## Collected data entries
-------

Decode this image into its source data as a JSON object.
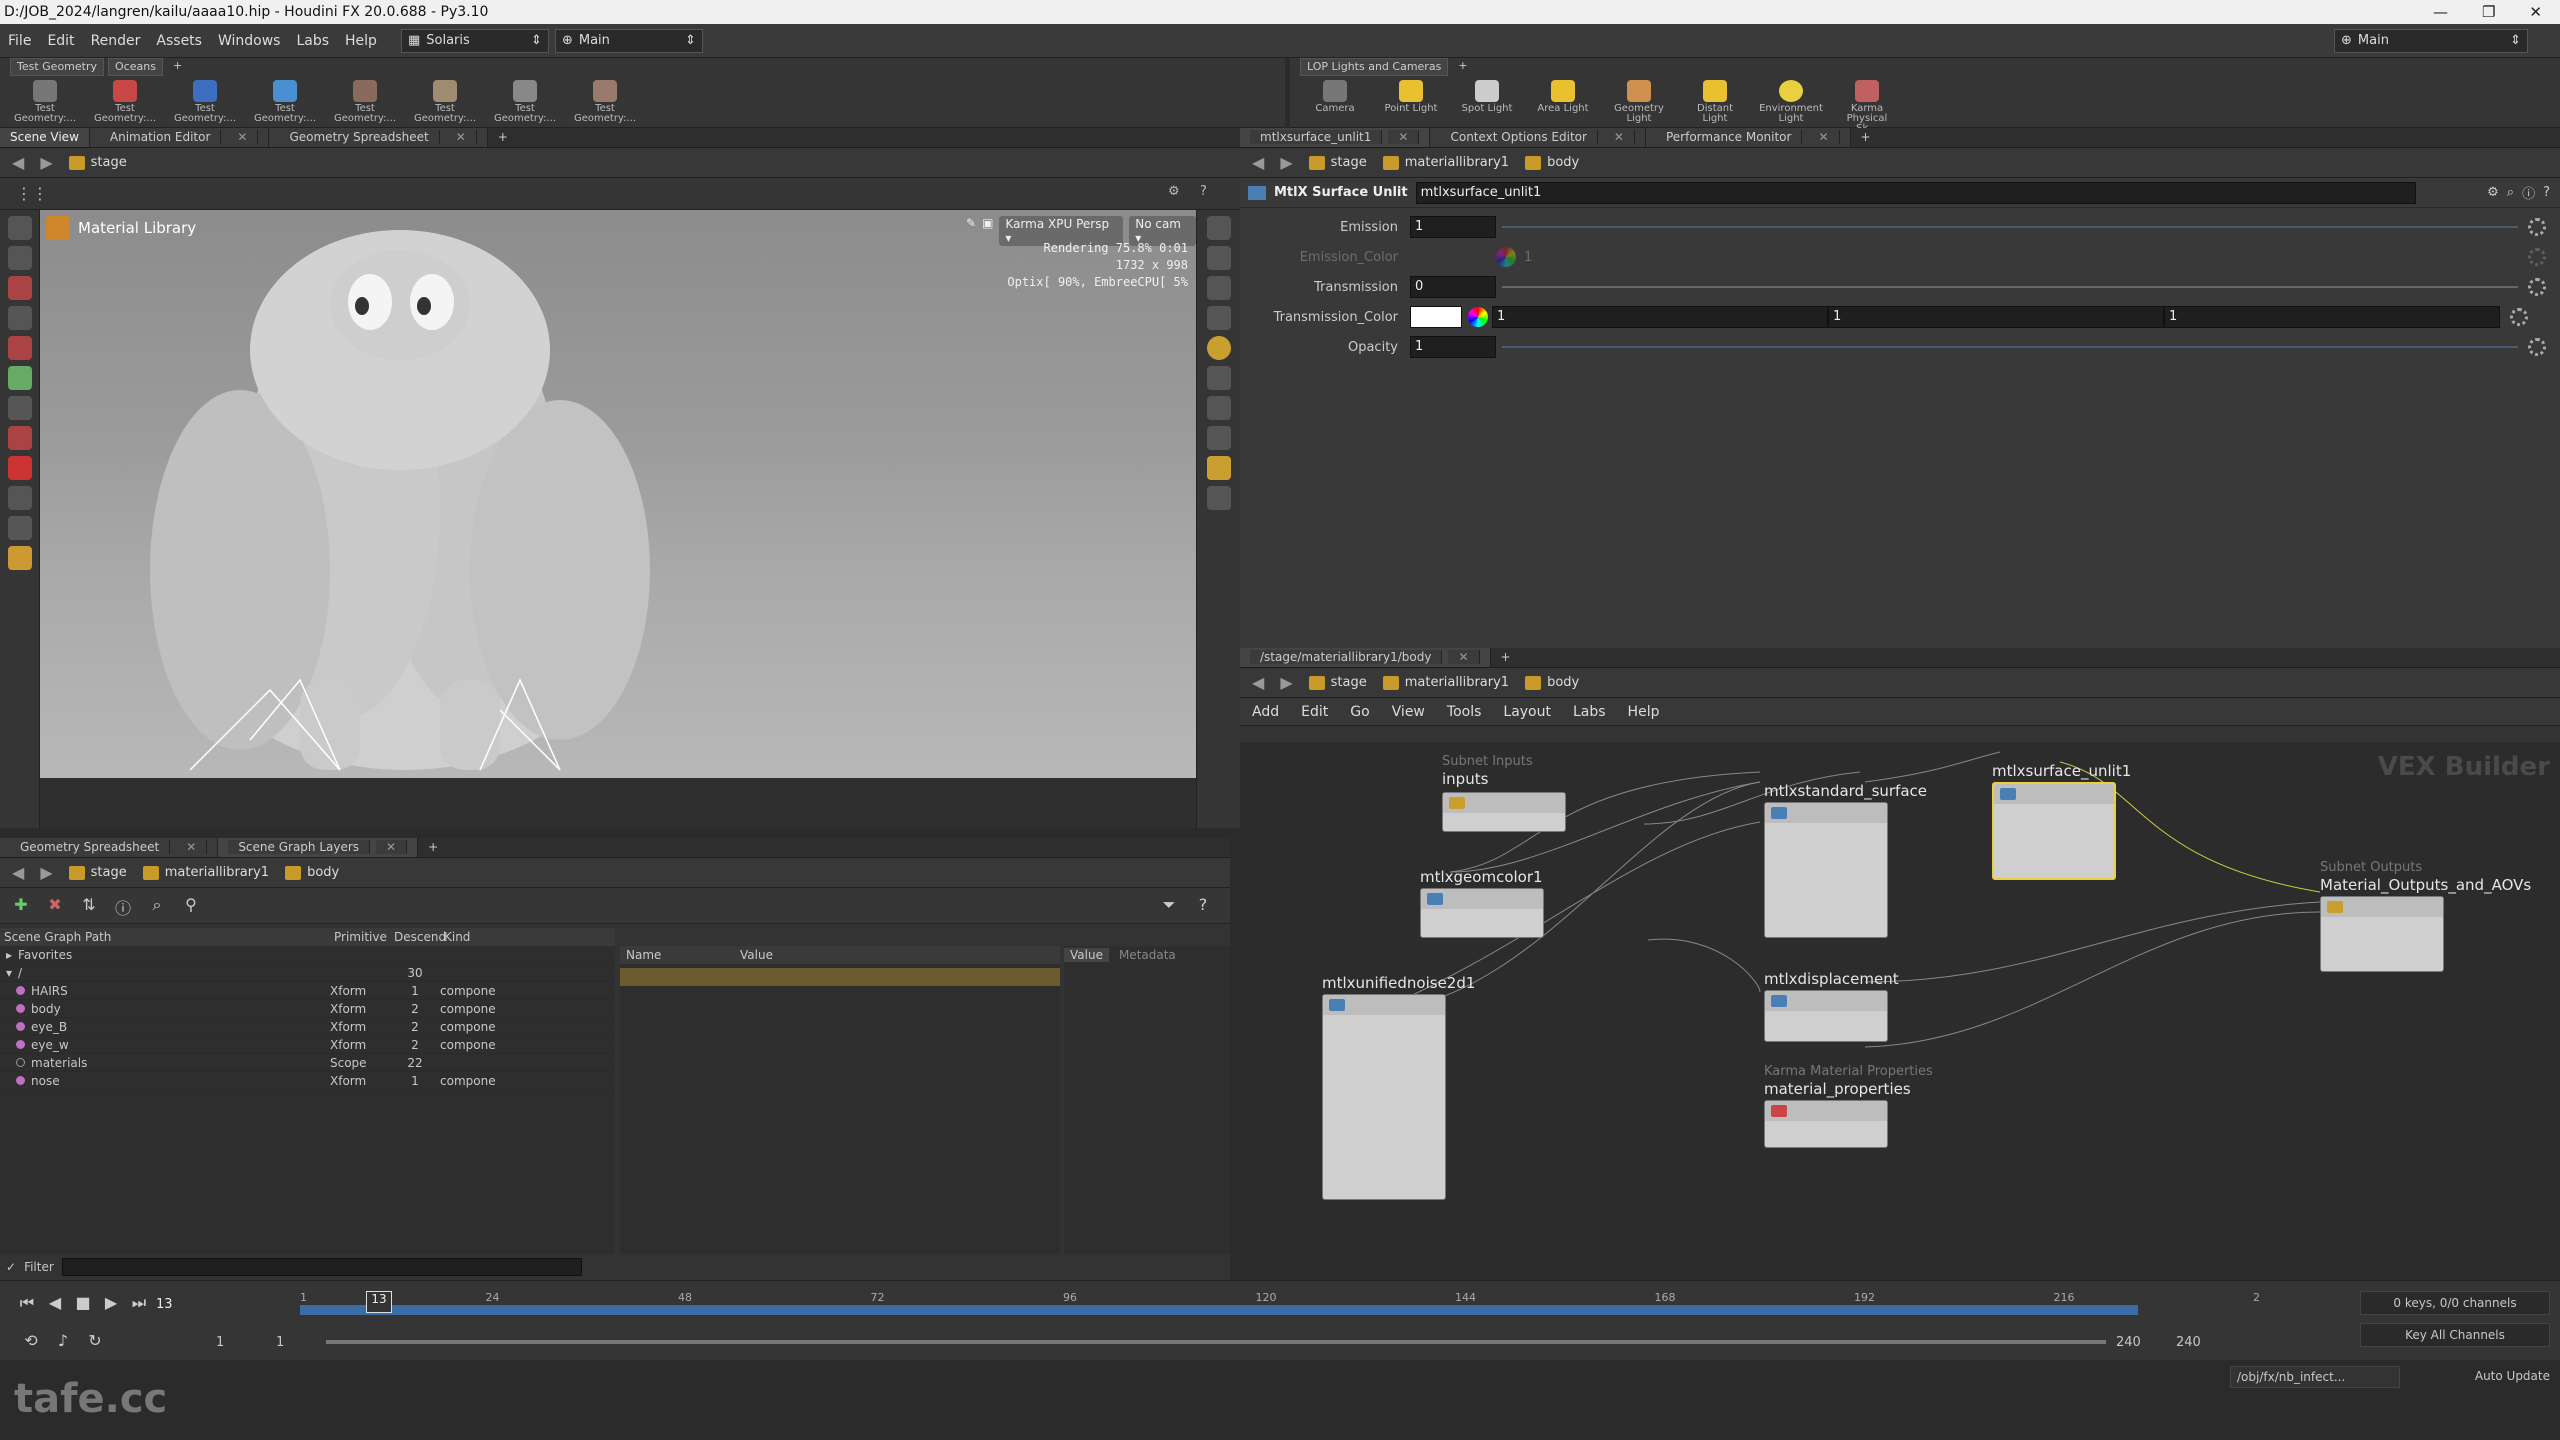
{
  "window": {
    "title": "D:/JOB_2024/langren/kailu/aaaa10.hip - Houdini FX 20.0.688 - Py3.10"
  },
  "menu": {
    "items": [
      "File",
      "Edit",
      "Render",
      "Assets",
      "Windows",
      "Labs",
      "Help"
    ],
    "desktop": "Solaris",
    "layout": "Main",
    "right_layout": "Main"
  },
  "shelf_left": {
    "tabs": [
      "Test Geometry",
      "Oceans"
    ],
    "tools": [
      "Test Geometry:...",
      "Test Geometry:...",
      "Test Geometry:...",
      "Test Geometry:...",
      "Test Geometry:...",
      "Test Geometry:...",
      "Test Geometry:...",
      "Test Geometry:..."
    ]
  },
  "shelf_right": {
    "tabs": [
      "LOP Lights and Cameras"
    ],
    "tools": [
      "Camera",
      "Point Light",
      "Spot Light",
      "Area Light",
      "Geometry Light",
      "Distant Light",
      "Environment Light",
      "Karma Physical Sk..."
    ]
  },
  "left_tabs": [
    "Scene View",
    "Animation Editor",
    "Geometry Spreadsheet"
  ],
  "right_tabs": [
    "mtlxsurface_unlit1",
    "Context Options Editor",
    "Performance Monitor"
  ],
  "path": {
    "stage": "stage",
    "lib": "materiallibrary1",
    "body": "body"
  },
  "viewport": {
    "title": "Material Library",
    "renderer": "Karma XPU",
    "camera": "Persp",
    "cam2": "No cam",
    "stats": [
      "Rendering  75.8%  0:01",
      "1732 x 998",
      "Optix[ 90%, EmbreeCPU[  5%"
    ]
  },
  "parms": {
    "node_type": "MtlX Surface Unlit",
    "node_name": "mtlxsurface_unlit1",
    "rows": [
      {
        "label": "Emission",
        "value": "1"
      },
      {
        "label": "Emission_Color",
        "value": "1"
      },
      {
        "label": "Transmission",
        "value": "0"
      },
      {
        "label": "Transmission_Color",
        "value": "1",
        "v2": "1",
        "v3": "1"
      },
      {
        "label": "Opacity",
        "value": "1"
      }
    ]
  },
  "net": {
    "tab": "/stage/materiallibrary1/body",
    "menu": [
      "Add",
      "Edit",
      "Go",
      "View",
      "Tools",
      "Layout",
      "Labs",
      "Help"
    ],
    "watermark": "VEX Builder",
    "nodes": {
      "inputs_sub": "Subnet Inputs",
      "inputs": "inputs",
      "geomcolor": "mtlxgeomcolor1",
      "noise": "mtlxunifiednoise2d1",
      "standard": "mtlxstandard_surface",
      "unlit": "mtlxsurface_unlit1",
      "displacement": "mtlxdisplacement",
      "karma_sub": "Karma Material Properties",
      "matprops": "material_properties",
      "outputs_sub": "Subnet Outputs",
      "outputs": "Material_Outputs_and_AOVs"
    }
  },
  "sg": {
    "tabs": [
      "Geometry Spreadsheet",
      "Scene Graph Layers"
    ],
    "headers": [
      "Scene Graph Path",
      "Primitive",
      "Descend",
      "Kind"
    ],
    "detail_headers": [
      "Name",
      "Value"
    ],
    "value_tabs": [
      "Value",
      "Metadata"
    ],
    "favorites": "Favorites",
    "root": {
      "name": "/",
      "desc": "30"
    },
    "rows": [
      {
        "name": "HAIRS",
        "type": "Xform",
        "desc": "1",
        "kind": "compone"
      },
      {
        "name": "body",
        "type": "Xform",
        "desc": "2",
        "kind": "compone"
      },
      {
        "name": "eye_B",
        "type": "Xform",
        "desc": "2",
        "kind": "compone"
      },
      {
        "name": "eye_w",
        "type": "Xform",
        "desc": "2",
        "kind": "compone"
      },
      {
        "name": "materials",
        "type": "Scope",
        "desc": "22",
        "kind": ""
      },
      {
        "name": "nose",
        "type": "Xform",
        "desc": "1",
        "kind": "compone"
      }
    ],
    "filter": "Filter"
  },
  "timeline": {
    "frame": "13",
    "marker": "13",
    "ticks": [
      "1",
      "24",
      "48",
      "72",
      "96",
      "120",
      "144",
      "168",
      "192",
      "216",
      "2"
    ],
    "start": "1",
    "start2": "1",
    "end": "240",
    "end2": "240",
    "keys": "0 keys, 0/0 channels",
    "keyall": "Key All Channels"
  },
  "footer": {
    "watermark": "tafe.cc",
    "path": "/obj/fx/nb_infect...",
    "update": "Auto Update"
  }
}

-------

## Description of the task
The records above are to be quoted exactly, with all pictures left out.

## The answer
Decode this image into its source data as a JSON object.
{
  "window": {
    "title": "D:/JOB_2024/langren/kailu/aaaa10.hip - Houdini FX 20.0.688 - Py3.10"
  },
  "menu": {
    "items": [
      "File",
      "Edit",
      "Render",
      "Assets",
      "Windows",
      "Labs",
      "Help"
    ],
    "desktop": "Solaris",
    "layout": "Main",
    "right_layout": "Main"
  },
  "shelf_left": {
    "tabs": [
      "Test Geometry",
      "Oceans"
    ],
    "tools": [
      "Test Geometry:...",
      "Test Geometry:...",
      "Test Geometry:...",
      "Test Geometry:...",
      "Test Geometry:...",
      "Test Geometry:...",
      "Test Geometry:...",
      "Test Geometry:..."
    ]
  },
  "shelf_right": {
    "tabs": [
      "LOP Lights and Cameras"
    ],
    "tools": [
      "Camera",
      "Point Light",
      "Spot Light",
      "Area Light",
      "Geometry Light",
      "Distant Light",
      "Environment Light",
      "Karma Physical Sk..."
    ]
  },
  "left_tabs": [
    "Scene View",
    "Animation Editor",
    "Geometry Spreadsheet"
  ],
  "right_tabs": [
    "mtlxsurface_unlit1",
    "Context Options Editor",
    "Performance Monitor"
  ],
  "path": {
    "stage": "stage",
    "lib": "materiallibrary1",
    "body": "body"
  },
  "viewport": {
    "title": "Material Library",
    "renderer": "Karma XPU",
    "camera": "Persp",
    "cam2": "No cam",
    "stats": [
      "Rendering  75.8%  0:01",
      "1732 x 998",
      "Optix[ 90%, EmbreeCPU[  5%"
    ]
  },
  "parms": {
    "node_type": "MtlX Surface Unlit",
    "node_name": "mtlxsurface_unlit1",
    "rows": [
      {
        "label": "Emission",
        "value": "1"
      },
      {
        "label": "Emission_Color",
        "value": "1"
      },
      {
        "label": "Transmission",
        "value": "0"
      },
      {
        "label": "Transmission_Color",
        "value": "1",
        "v2": "1",
        "v3": "1"
      },
      {
        "label": "Opacity",
        "value": "1"
      }
    ]
  },
  "net": {
    "tab": "/stage/materiallibrary1/body",
    "menu": [
      "Add",
      "Edit",
      "Go",
      "View",
      "Tools",
      "Layout",
      "Labs",
      "Help"
    ],
    "watermark": "VEX Builder",
    "nodes": {
      "inputs_sub": "Subnet Inputs",
      "inputs": "inputs",
      "geomcolor": "mtlxgeomcolor1",
      "noise": "mtlxunifiednoise2d1",
      "standard": "mtlxstandard_surface",
      "unlit": "mtlxsurface_unlit1",
      "displacement": "mtlxdisplacement",
      "karma_sub": "Karma Material Properties",
      "matprops": "material_properties",
      "outputs_sub": "Subnet Outputs",
      "outputs": "Material_Outputs_and_AOVs"
    }
  },
  "sg": {
    "tabs": [
      "Geometry Spreadsheet",
      "Scene Graph Layers"
    ],
    "headers": [
      "Scene Graph Path",
      "Primitive",
      "Descend",
      "Kind"
    ],
    "detail_headers": [
      "Name",
      "Value"
    ],
    "value_tabs": [
      "Value",
      "Metadata"
    ],
    "favorites": "Favorites",
    "root": {
      "name": "/",
      "desc": "30"
    },
    "rows": [
      {
        "name": "HAIRS",
        "type": "Xform",
        "desc": "1",
        "kind": "compone"
      },
      {
        "name": "body",
        "type": "Xform",
        "desc": "2",
        "kind": "compone"
      },
      {
        "name": "eye_B",
        "type": "Xform",
        "desc": "2",
        "kind": "compone"
      },
      {
        "name": "eye_w",
        "type": "Xform",
        "desc": "2",
        "kind": "compone"
      },
      {
        "name": "materials",
        "type": "Scope",
        "desc": "22",
        "kind": ""
      },
      {
        "name": "nose",
        "type": "Xform",
        "desc": "1",
        "kind": "compone"
      }
    ],
    "filter": "Filter"
  },
  "timeline": {
    "frame": "13",
    "marker": "13",
    "ticks": [
      "1",
      "24",
      "48",
      "72",
      "96",
      "120",
      "144",
      "168",
      "192",
      "216",
      "2"
    ],
    "start": "1",
    "start2": "1",
    "end": "240",
    "end2": "240",
    "keys": "0 keys, 0/0 channels",
    "keyall": "Key All Channels"
  },
  "footer": {
    "watermark": "tafe.cc",
    "path": "/obj/fx/nb_infect...",
    "update": "Auto Update"
  }
}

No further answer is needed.